Records supplied:
★ ★ ★ ★ ★ ★ ★
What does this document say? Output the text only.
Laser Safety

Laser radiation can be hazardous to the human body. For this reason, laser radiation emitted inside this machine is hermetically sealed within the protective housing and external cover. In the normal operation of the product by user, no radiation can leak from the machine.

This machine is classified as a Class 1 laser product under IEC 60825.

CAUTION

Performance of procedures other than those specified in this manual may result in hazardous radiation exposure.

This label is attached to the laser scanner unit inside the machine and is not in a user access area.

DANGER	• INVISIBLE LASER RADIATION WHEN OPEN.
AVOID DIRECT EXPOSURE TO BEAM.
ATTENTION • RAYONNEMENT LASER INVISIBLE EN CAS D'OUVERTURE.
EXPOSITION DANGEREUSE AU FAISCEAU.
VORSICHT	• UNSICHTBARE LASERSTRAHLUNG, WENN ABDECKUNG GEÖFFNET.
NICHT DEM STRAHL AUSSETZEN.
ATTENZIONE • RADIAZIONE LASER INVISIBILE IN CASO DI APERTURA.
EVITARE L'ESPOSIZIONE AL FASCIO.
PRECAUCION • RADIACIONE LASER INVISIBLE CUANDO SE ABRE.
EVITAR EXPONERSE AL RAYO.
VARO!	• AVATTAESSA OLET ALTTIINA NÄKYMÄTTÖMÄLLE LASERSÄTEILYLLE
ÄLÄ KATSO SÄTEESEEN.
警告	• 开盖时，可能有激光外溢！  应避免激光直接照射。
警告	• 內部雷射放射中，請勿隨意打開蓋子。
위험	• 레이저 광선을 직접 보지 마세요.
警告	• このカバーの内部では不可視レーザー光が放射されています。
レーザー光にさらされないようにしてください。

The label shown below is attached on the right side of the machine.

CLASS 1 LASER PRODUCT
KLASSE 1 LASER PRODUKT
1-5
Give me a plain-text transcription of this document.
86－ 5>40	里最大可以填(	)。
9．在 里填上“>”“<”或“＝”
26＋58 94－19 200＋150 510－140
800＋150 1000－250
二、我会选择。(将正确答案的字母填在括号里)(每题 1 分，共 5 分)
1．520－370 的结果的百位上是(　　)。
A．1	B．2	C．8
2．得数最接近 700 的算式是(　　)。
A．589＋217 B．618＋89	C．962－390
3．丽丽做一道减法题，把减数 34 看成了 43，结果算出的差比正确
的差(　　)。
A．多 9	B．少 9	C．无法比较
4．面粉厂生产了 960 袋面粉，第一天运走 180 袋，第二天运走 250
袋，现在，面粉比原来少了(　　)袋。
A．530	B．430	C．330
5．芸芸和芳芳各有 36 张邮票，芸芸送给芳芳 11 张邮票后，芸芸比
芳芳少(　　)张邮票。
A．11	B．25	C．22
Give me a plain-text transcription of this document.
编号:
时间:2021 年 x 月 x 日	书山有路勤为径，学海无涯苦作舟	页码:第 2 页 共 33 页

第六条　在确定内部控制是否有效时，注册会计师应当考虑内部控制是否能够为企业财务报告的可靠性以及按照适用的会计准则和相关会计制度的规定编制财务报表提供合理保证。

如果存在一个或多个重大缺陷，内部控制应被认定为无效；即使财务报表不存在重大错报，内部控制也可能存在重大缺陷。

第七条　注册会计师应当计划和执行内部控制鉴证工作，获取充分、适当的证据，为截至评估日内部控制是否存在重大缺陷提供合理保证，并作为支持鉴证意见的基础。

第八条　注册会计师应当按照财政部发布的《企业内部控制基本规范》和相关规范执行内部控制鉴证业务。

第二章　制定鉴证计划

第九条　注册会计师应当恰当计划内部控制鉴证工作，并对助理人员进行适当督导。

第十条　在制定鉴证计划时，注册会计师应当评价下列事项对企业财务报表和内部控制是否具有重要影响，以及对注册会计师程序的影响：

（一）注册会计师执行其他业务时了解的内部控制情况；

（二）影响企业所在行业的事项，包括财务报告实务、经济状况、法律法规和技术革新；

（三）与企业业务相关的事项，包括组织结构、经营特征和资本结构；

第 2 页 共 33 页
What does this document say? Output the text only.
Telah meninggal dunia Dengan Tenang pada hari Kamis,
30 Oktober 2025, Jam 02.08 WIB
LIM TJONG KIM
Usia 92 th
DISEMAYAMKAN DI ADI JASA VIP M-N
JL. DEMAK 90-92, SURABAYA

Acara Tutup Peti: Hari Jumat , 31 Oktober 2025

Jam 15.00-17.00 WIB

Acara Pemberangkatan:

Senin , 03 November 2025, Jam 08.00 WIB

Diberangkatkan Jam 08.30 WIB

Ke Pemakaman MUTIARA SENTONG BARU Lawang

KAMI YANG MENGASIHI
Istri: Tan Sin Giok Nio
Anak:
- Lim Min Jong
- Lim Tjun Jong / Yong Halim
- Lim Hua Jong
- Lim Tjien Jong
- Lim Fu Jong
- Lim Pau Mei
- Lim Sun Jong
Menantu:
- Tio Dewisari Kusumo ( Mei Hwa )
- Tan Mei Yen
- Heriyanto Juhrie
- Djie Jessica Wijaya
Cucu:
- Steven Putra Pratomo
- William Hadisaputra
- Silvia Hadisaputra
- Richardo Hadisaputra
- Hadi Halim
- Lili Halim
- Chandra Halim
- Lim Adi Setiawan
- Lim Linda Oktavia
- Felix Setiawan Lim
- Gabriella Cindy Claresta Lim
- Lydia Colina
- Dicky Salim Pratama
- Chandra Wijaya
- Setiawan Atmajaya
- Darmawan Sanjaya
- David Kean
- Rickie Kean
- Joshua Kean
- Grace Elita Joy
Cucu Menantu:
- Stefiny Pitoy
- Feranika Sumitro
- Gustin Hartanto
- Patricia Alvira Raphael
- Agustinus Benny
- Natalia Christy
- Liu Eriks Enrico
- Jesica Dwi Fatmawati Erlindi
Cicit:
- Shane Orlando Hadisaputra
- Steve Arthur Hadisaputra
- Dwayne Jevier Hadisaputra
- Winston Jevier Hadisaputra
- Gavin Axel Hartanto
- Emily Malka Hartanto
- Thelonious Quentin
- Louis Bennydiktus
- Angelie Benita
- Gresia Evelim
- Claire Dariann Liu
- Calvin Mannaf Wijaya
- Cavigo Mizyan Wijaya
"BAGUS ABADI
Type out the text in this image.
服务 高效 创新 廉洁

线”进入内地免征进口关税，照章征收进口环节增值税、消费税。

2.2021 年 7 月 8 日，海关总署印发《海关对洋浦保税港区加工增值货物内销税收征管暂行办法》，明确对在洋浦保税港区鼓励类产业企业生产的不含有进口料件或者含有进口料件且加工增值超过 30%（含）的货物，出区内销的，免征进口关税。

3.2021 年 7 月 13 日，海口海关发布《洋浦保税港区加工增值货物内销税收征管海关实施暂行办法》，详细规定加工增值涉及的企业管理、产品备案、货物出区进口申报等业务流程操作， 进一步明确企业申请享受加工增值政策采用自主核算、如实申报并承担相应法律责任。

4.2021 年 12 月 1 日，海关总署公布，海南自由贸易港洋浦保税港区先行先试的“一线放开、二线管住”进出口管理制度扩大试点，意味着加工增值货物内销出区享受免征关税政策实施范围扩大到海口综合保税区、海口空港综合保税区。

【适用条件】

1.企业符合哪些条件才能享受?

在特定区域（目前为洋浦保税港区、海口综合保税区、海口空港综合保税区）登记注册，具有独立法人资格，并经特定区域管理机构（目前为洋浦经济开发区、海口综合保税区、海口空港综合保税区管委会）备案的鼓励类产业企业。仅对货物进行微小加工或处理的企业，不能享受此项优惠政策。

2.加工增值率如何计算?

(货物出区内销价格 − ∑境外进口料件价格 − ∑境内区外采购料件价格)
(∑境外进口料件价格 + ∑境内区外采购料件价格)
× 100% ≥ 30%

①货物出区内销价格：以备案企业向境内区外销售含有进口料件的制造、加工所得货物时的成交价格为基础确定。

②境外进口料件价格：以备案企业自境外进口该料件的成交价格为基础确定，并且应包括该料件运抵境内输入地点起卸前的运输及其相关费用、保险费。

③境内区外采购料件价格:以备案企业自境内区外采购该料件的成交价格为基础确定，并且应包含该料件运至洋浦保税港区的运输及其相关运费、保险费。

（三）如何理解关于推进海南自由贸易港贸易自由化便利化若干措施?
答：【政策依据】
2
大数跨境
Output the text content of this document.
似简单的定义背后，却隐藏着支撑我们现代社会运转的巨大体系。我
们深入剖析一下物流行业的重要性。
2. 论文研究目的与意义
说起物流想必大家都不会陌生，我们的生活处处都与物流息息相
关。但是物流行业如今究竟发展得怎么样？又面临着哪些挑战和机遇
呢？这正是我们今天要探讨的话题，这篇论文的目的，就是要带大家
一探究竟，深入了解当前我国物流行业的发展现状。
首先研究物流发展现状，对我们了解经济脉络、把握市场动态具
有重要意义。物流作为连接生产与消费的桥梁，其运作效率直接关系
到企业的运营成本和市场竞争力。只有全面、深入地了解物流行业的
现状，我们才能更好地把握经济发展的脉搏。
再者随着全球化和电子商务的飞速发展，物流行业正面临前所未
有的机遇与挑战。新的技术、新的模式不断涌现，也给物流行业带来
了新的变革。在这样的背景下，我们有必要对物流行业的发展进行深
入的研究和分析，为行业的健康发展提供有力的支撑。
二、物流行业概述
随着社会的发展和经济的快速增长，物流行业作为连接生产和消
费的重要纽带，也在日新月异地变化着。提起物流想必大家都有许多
★ ★ ★ ★ ★ ★ ★
Required work: Copy exactly, word for word, the line with "Output the text content of this document." through the final line of the listing.

Response for this exercise:
Output the text content of this document.
似简单的定义背后，却隐藏着支撑我们现代社会运转的巨大体系。我
们深入剖析一下物流行业的重要性。
2. 论文研究目的与意义
说起物流想必大家都不会陌生，我们的生活处处都与物流息息相
关。但是物流行业如今究竟发展得怎么样？又面临着哪些挑战和机遇
呢？这正是我们今天要探讨的话题，这篇论文的目的，就是要带大家
一探究竟，深入了解当前我国物流行业的发展现状。
首先研究物流发展现状，对我们了解经济脉络、把握市场动态具
有重要意义。物流作为连接生产与消费的桥梁，其运作效率直接关系
到企业的运营成本和市场竞争力。只有全面、深入地了解物流行业的
现状，我们才能更好地把握经济发展的脉搏。
再者随着全球化和电子商务的飞速发展，物流行业正面临前所未
有的机遇与挑战。新的技术、新的模式不断涌现，也给物流行业带来
了新的变革。在这样的背景下，我们有必要对物流行业的发展进行深
入的研究和分析，为行业的健康发展提供有力的支撑。
二、物流行业概述
随着社会的发展和经济的快速增长，物流行业作为连接生产和消
费的重要纽带，也在日新月异地变化着。提起物流想必大家都有许多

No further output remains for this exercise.